- _Talep_
Seçim değerlendirmesi yazısında "Seçim Değerlendirmesi: Kim" ile "sonucu ilan edilmez." arasındaki bölümü, iki ifade de dahil olmak üzere aynen kopyalayın.

Seçim Değerlendirmesi: Kim Kazandı; Kim Kaybetti? Ne Oluyoruz; Nereye Savruluyoruz?

Yazar: Rumeysa SARISAÇLI Tarih: 07 Nis 2019

Siyasiler arka arkaya açıklamalar yapıyor. Biz kazandık; yok biz kazandık; bazı yerleri kaybetsek te esas da kazandık vs. vs. Sadece bu seçim anlamında değil, Türkiye’de genel olarak siyaseten gelinen şu noktada ‘kim kazandı, kim kaybetti’ sorusunu sorarsak, bu soruya bizim cevabımız: ‘Kazanan henüz belli değil; ancak kaybetmeye başlayanlar belli’ şeklinde olacaktır. Çünkü henüz bitmediği aşikar olan bir mücadelenin sonucu ilan edilmez.

Şimdiden Türkiye siyasal tarihinde unutulmayacak seçimler arasına giren bu seçimin sosyolojik açıdan bir değerlendirme yapılmayı hakkettiğini düşünüyoruz. Değerlendirmemizi sadece oy oranları üzerinden değil, ideolojiler, ilkeler ve halka verilmek istenen mesajlar üzerinden yaptığımızda, ortaya enteresan bir fotoğraf çıktığı görülecektir.

- _Veri satırları_
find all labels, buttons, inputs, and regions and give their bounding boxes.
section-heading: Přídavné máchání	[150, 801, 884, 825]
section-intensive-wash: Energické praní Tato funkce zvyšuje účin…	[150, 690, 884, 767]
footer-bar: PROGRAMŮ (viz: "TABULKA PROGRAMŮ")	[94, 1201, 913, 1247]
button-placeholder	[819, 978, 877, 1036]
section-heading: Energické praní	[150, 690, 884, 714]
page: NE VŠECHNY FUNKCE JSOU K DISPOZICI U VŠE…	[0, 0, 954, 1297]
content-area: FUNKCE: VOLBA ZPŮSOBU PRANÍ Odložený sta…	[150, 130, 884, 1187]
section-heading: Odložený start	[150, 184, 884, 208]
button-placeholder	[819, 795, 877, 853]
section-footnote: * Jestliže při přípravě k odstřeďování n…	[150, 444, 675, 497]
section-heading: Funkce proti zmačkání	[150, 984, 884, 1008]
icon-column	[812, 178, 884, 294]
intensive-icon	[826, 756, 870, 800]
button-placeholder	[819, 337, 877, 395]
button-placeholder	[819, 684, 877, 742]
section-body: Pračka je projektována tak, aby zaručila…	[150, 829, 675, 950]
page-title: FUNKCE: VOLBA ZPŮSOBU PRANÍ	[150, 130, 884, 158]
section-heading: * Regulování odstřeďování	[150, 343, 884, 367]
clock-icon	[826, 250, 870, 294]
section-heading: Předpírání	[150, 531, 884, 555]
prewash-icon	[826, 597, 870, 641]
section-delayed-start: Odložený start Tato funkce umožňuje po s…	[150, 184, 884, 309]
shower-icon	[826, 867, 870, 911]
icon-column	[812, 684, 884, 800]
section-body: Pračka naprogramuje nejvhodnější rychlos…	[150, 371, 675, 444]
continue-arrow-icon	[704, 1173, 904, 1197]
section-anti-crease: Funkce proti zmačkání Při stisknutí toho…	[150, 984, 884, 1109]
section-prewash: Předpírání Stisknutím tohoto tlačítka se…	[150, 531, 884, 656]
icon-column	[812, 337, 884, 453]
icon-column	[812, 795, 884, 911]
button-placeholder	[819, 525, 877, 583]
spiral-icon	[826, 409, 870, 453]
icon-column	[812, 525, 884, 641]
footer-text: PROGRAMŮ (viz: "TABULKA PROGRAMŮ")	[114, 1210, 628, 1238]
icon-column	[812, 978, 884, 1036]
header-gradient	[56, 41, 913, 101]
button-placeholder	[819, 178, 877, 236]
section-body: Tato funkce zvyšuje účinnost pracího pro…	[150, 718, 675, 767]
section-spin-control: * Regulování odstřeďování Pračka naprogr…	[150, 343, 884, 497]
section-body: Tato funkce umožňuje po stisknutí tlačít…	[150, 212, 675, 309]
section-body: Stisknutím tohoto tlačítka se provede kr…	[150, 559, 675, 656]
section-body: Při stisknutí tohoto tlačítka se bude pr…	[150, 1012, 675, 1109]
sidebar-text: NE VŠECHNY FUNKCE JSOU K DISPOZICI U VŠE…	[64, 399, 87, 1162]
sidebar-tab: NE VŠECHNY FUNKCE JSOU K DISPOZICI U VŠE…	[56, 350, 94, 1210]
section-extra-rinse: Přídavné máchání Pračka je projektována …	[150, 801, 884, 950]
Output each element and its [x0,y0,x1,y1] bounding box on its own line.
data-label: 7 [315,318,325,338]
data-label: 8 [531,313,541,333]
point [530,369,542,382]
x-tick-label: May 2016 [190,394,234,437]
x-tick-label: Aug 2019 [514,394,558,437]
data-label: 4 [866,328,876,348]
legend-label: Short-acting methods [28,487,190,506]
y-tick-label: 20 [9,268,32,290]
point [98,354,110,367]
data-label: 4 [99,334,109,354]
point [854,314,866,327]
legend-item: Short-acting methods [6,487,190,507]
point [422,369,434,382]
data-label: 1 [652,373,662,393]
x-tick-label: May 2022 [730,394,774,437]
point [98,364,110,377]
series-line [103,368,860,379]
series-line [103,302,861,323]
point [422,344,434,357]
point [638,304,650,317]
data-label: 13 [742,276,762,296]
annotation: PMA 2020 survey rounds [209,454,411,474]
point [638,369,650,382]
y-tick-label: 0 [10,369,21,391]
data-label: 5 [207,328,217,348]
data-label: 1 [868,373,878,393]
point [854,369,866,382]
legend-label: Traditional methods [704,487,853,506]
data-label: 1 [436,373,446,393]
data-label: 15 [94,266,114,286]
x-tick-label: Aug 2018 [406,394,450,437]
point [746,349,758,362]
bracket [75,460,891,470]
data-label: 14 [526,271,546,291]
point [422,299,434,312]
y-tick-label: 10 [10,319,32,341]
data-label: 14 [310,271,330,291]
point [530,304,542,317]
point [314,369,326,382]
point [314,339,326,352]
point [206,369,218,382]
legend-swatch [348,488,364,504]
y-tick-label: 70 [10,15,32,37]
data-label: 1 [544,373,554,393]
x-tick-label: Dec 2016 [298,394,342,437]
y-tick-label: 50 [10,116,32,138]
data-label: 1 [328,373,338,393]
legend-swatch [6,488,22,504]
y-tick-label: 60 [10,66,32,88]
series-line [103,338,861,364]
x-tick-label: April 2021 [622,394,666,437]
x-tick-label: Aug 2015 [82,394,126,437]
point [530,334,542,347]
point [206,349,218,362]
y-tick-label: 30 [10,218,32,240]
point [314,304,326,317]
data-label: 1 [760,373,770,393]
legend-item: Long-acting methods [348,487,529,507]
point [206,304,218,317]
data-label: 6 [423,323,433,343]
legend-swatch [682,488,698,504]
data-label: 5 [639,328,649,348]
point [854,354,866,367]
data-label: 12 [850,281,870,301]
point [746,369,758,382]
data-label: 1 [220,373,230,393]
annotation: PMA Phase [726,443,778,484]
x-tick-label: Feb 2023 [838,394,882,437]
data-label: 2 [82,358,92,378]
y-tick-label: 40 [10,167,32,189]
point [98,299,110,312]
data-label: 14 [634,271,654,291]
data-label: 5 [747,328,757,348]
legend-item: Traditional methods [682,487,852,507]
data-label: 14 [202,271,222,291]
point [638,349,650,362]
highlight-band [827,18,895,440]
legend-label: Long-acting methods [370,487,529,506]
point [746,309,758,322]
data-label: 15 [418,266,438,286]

- _Sonuç aşağıda_
Seçim Değerlendirmesi: Kim Kazandı; Kim Kaybetti? Ne Oluyoruz; Nereye Savruluyoruz?

Yazar: Rumeysa SARISAÇLI Tarih: 07 Nis 2019

Siyasiler arka arkaya açıklamalar yapıyor. Biz kazandık; yok biz kazandık; bazı yerleri kaybetsek te esas da kazandık vs. vs. Sadece bu seçim anlamında değil, Türkiye’de genel olarak siyaseten gelinen şu noktada ‘kim kazandı, kim kaybetti’ sorusunu sorarsak, bu soruya bizim cevabımız: ‘Kazanan henüz belli değil; ancak kaybetmeye başlayanlar belli’ şeklinde olacaktır. Çünkü henüz bitmediği aşikar olan bir mücadelenin sonucu ilan edilmez.